Reproduce each line exactly.
┌──
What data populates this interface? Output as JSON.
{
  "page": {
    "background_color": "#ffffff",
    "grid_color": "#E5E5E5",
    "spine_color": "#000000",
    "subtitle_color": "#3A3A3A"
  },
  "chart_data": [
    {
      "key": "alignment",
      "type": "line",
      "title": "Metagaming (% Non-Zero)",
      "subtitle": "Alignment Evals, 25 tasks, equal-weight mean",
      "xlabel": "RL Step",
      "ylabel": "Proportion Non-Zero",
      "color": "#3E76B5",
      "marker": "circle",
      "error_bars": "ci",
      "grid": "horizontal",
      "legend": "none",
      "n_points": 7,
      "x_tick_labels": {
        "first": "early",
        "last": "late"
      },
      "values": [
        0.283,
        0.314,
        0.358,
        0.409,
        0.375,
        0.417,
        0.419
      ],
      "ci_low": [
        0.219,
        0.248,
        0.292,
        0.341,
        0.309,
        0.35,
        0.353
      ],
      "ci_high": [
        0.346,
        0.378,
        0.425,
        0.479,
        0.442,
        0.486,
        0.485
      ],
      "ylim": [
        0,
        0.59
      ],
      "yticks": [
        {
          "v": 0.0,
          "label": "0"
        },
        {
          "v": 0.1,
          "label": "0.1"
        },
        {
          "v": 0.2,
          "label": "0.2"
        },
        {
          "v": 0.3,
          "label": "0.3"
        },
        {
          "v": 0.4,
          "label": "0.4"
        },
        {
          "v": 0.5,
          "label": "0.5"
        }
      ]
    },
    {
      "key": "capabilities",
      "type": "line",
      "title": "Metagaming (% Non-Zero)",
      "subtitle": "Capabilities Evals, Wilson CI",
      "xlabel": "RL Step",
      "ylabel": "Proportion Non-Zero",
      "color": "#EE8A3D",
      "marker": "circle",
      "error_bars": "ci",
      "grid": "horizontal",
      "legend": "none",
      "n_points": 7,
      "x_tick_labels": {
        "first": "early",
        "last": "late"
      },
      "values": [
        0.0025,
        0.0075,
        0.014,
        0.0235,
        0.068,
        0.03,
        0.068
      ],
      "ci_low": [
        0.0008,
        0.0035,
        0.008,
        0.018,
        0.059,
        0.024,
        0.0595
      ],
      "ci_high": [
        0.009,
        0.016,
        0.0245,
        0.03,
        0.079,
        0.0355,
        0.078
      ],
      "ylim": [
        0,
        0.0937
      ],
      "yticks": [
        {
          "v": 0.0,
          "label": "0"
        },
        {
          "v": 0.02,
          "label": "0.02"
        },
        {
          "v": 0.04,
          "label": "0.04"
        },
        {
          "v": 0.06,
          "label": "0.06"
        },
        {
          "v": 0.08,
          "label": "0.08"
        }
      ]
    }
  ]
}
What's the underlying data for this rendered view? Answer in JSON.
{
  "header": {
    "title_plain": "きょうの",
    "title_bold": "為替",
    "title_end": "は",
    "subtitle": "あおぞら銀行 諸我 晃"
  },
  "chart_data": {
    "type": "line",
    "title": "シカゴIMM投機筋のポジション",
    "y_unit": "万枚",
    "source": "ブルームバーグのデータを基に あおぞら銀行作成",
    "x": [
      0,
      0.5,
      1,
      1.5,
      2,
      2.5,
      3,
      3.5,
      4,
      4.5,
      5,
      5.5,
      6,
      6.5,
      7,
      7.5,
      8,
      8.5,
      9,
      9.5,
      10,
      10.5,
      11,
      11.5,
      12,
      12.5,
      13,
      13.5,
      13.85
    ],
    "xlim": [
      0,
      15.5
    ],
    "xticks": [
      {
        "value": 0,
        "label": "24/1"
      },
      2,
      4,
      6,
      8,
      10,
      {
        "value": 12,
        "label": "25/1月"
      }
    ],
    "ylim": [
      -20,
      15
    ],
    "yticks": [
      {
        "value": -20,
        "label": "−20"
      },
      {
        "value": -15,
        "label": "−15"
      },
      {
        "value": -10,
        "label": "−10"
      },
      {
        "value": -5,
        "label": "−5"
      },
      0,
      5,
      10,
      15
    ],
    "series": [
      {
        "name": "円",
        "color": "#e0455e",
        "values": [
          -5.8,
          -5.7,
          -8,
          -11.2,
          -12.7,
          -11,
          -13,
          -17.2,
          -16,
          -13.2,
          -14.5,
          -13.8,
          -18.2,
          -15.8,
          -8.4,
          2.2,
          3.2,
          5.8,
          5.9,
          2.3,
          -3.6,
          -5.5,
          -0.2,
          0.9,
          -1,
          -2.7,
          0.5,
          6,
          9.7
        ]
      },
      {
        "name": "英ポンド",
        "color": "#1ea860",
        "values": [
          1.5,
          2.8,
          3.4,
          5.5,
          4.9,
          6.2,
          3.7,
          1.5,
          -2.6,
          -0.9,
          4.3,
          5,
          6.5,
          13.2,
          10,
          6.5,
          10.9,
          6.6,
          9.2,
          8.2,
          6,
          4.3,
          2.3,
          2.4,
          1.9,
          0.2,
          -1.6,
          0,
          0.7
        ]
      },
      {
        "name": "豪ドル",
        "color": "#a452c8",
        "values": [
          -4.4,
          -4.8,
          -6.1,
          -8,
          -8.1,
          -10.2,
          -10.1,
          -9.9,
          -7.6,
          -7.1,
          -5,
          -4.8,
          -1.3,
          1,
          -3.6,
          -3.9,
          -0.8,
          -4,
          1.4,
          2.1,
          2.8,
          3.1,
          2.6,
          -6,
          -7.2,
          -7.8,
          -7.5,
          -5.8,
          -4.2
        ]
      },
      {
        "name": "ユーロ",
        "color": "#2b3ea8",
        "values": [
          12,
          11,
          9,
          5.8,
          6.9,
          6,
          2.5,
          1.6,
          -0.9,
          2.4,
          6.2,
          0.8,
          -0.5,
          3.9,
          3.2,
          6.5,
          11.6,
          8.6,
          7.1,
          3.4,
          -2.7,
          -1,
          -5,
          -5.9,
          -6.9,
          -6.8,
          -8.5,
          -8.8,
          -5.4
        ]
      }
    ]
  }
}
└──
» **WRITTEN SOLUTION**
What data populates this interface? Output as JSON.
{
  "page": {
    "background_color": "#ffffff",
    "grid_color": "#E5E5E5",
    "spine_color": "#000000",
    "subtitle_color": "#3A3A3A"
  },
  "chart_data": [
    {
      "key": "alignment",
      "type": "line",
      "title": "Metagaming (% Non-Zero)",
      "subtitle": "Alignment Evals, 25 tasks, equal-weight mean",
      "xlabel": "RL Step",
      "ylabel": "Proportion Non-Zero",
      "color": "#3E76B5",
      "marker": "circle",
      "error_bars": "ci",
      "grid": "horizontal",
      "legend": "none",
      "n_points": 7,
      "x_tick_labels": {
        "first": "early",
        "last": "late"
      },
      "values": [
        0.283,
        0.314,
        0.358,
        0.409,
        0.375,
        0.417,
        0.419
      ],
      "ci_low": [
        0.219,
        0.248,
        0.292,
        0.341,
        0.309,
        0.35,
        0.353
      ],
      "ci_high": [
        0.346,
        0.378,
        0.425,
        0.479,
        0.442,
        0.486,
        0.485
      ],
      "ylim": [
        0,
        0.59
      ],
      "yticks": [
        {
          "v": 0.0,
          "label": "0"
        },
        {
          "v": 0.1,
          "label": "0.1"
        },
        {
          "v": 0.2,
          "label": "0.2"
        },
        {
          "v": 0.3,
          "label": "0.3"
        },
        {
          "v": 0.4,
          "label": "0.4"
        },
        {
          "v": 0.5,
          "label": "0.5"
        }
      ]
    },
    {
      "key": "capabilities",
      "type": "line",
      "title": "Metagaming (% Non-Zero)",
      "subtitle": "Capabilities Evals, Wilson CI",
      "xlabel": "RL Step",
      "ylabel": "Proportion Non-Zero",
      "color": "#EE8A3D",
      "marker": "circle",
      "error_bars": "ci",
      "grid": "horizontal",
      "legend": "none",
      "n_points": 7,
      "x_tick_labels": {
        "first": "early",
        "last": "late"
      },
      "values": [
        0.0025,
        0.0075,
        0.014,
        0.0235,
        0.068,
        0.03,
        0.068
      ],
      "ci_low": [
        0.0008,
        0.0035,
        0.008,
        0.018,
        0.059,
        0.024,
        0.0595
      ],
      "ci_high": [
        0.009,
        0.016,
        0.0245,
        0.03,
        0.079,
        0.0355,
        0.078
      ],
      "ylim": [
        0,
        0.0937
      ],
      "yticks": [
        {
          "v": 0.0,
          "label": "0"
        },
        {
          "v": 0.02,
          "label": "0.02"
        },
        {
          "v": 0.04,
          "label": "0.04"
        },
        {
          "v": 0.06,
          "label": "0.06"
        },
        {
          "v": 0.08,
          "label": "0.08"
        }
      ]
    }
  ]
}
What's the underlying data for this rendered view? Answer in JSON.
{
  "header": {
    "title_plain": "きょうの",
    "title_bold": "為替",
    "title_end": "は",
    "subtitle": "あおぞら銀行 諸我 晃"
  },
  "chart_data": {
    "type": "line",
    "title": "シカゴIMM投機筋のポジション",
    "y_unit": "万枚",
    "source": "ブルームバーグのデータを基に あおぞら銀行作成",
    "x": [
      0,
      0.5,
      1,
      1.5,
      2,
      2.5,
      3,
      3.5,
      4,
      4.5,
      5,
      5.5,
      6,
      6.5,
      7,
      7.5,
      8,
      8.5,
      9,
      9.5,
      10,
      10.5,
      11,
      11.5,
      12,
      12.5,
      13,
      13.5,
      13.85
    ],
    "xlim": [
      0,
      15.5
    ],
    "xticks": [
      {
        "value": 0,
        "label": "24/1"
      },
      2,
      4,
      6,
      8,
      10,
      {
        "value": 12,
        "label": "25/1月"
      }
    ],
    "ylim": [
      -20,
      15
    ],
    "yticks": [
      {
        "value": -20,
        "label": "−20"
      },
      {
        "value": -15,
        "label": "−15"
      },
      {
        "value": -10,
        "label": "−10"
      },
      {
        "value": -5,
        "label": "−5"
      },
      0,
      5,
      10,
      15
    ],
    "series": [
      {
        "name": "円",
        "color": "#e0455e",
        "values": [
          -5.8,
          -5.7,
          -8,
          -11.2,
          -12.7,
          -11,
          -13,
          -17.2,
          -16,
          -13.2,
          -14.5,
          -13.8,
          -18.2,
          -15.8,
          -8.4,
          2.2,
          3.2,
          5.8,
          5.9,
          2.3,
          -3.6,
          -5.5,
          -0.2,
          0.9,
          -1,
          -2.7,
          0.5,
          6,
          9.7
        ]
      },
      {
        "name": "英ポンド",
        "color": "#1ea860",
        "values": [
          1.5,
          2.8,
          3.4,
          5.5,
          4.9,
          6.2,
          3.7,
          1.5,
          -2.6,
          -0.9,
          4.3,
          5,
          6.5,
          13.2,
          10,
          6.5,
          10.9,
          6.6,
          9.2,
          8.2,
          6,
          4.3,
          2.3,
          2.4,
          1.9,
          0.2,
          -1.6,
          0,
          0.7
        ]
      },
      {
        "name": "豪ドル",
        "color": "#a452c8",
        "values": [
          -4.4,
          -4.8,
          -6.1,
          -8,
          -8.1,
          -10.2,
          -10.1,
          -9.9,
          -7.6,
          -7.1,
          -5,
          -4.8,
          -1.3,
          1,
          -3.6,
          -3.9,
          -0.8,
          -4,
          1.4,
          2.1,
          2.8,
          3.1,
          2.6,
          -6,
          -7.2,
          -7.8,
          -7.5,
          -5.8,
          -4.2
        ]
      },
      {
        "name": "ユーロ",
        "color": "#2b3ea8",
        "values": [
          12,
          11,
          9,
          5.8,
          6.9,
          6,
          2.5,
          1.6,
          -0.9,
          2.4,
          6.2,
          0.8,
          -0.5,
          3.9,
          3.2,
          6.5,
          11.6,
          8.6,
          7.1,
          3.4,
          -2.7,
          -1,
          -5,
          -5.9,
          -6.9,
          -6.8,
          -8.5,
          -8.8,
          -5.4
        ]
      }
    ]
  }
}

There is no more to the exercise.